# start of Supplied records

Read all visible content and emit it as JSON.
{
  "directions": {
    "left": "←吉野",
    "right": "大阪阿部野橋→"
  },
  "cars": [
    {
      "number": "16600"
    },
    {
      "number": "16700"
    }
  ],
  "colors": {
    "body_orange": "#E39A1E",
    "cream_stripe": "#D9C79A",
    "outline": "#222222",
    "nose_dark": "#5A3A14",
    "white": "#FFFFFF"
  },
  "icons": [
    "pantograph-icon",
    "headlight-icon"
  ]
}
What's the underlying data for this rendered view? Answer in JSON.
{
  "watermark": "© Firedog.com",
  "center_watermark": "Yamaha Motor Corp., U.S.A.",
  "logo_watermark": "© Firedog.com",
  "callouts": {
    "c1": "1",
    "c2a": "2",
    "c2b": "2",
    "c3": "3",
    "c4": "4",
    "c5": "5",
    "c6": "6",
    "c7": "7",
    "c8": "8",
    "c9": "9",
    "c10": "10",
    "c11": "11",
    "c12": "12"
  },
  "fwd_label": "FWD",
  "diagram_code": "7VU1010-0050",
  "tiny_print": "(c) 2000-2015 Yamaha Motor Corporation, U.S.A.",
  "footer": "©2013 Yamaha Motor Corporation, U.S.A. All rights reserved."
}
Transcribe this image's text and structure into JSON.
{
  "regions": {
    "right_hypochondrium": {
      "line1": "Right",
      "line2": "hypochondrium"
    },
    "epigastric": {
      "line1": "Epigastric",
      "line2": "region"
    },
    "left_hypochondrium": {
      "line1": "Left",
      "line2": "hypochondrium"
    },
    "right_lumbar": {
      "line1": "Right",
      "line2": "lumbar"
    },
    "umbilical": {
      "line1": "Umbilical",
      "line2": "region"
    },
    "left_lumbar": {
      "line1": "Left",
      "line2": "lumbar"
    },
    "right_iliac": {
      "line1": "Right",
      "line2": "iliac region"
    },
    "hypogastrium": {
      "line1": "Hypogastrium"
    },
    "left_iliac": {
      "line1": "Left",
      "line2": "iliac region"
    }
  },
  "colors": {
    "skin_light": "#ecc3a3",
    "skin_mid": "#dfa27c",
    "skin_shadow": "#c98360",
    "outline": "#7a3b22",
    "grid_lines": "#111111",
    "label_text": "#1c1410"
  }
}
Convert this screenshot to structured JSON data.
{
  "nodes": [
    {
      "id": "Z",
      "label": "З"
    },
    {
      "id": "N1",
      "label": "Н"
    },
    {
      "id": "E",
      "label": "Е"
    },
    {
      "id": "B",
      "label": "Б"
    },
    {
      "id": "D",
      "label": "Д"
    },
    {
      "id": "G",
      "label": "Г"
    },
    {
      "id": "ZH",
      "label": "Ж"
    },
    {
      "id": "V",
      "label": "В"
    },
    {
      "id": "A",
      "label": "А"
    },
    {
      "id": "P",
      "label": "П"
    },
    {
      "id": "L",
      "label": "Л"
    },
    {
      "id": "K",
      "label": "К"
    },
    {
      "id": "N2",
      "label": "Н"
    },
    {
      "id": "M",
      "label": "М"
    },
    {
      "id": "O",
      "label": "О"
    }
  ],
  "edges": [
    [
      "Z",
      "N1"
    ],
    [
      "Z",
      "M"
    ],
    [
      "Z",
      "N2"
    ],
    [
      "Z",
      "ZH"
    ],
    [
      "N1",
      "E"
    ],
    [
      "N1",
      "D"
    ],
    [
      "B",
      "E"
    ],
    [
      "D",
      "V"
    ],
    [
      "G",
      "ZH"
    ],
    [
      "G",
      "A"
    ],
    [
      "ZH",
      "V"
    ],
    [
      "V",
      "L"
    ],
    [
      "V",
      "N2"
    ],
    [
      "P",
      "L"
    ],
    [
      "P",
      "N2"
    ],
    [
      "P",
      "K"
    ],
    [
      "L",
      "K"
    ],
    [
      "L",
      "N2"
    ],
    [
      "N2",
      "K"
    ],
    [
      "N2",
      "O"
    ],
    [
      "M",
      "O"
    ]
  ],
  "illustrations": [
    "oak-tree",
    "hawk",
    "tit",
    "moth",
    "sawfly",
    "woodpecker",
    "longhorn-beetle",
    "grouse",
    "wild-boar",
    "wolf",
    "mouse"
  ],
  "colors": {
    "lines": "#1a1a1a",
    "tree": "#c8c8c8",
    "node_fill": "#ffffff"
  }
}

# end of Supplied records

-- Prompt --
How many lines of the entries above hold the string "this"? Reply with the number alone.

-- Response --
3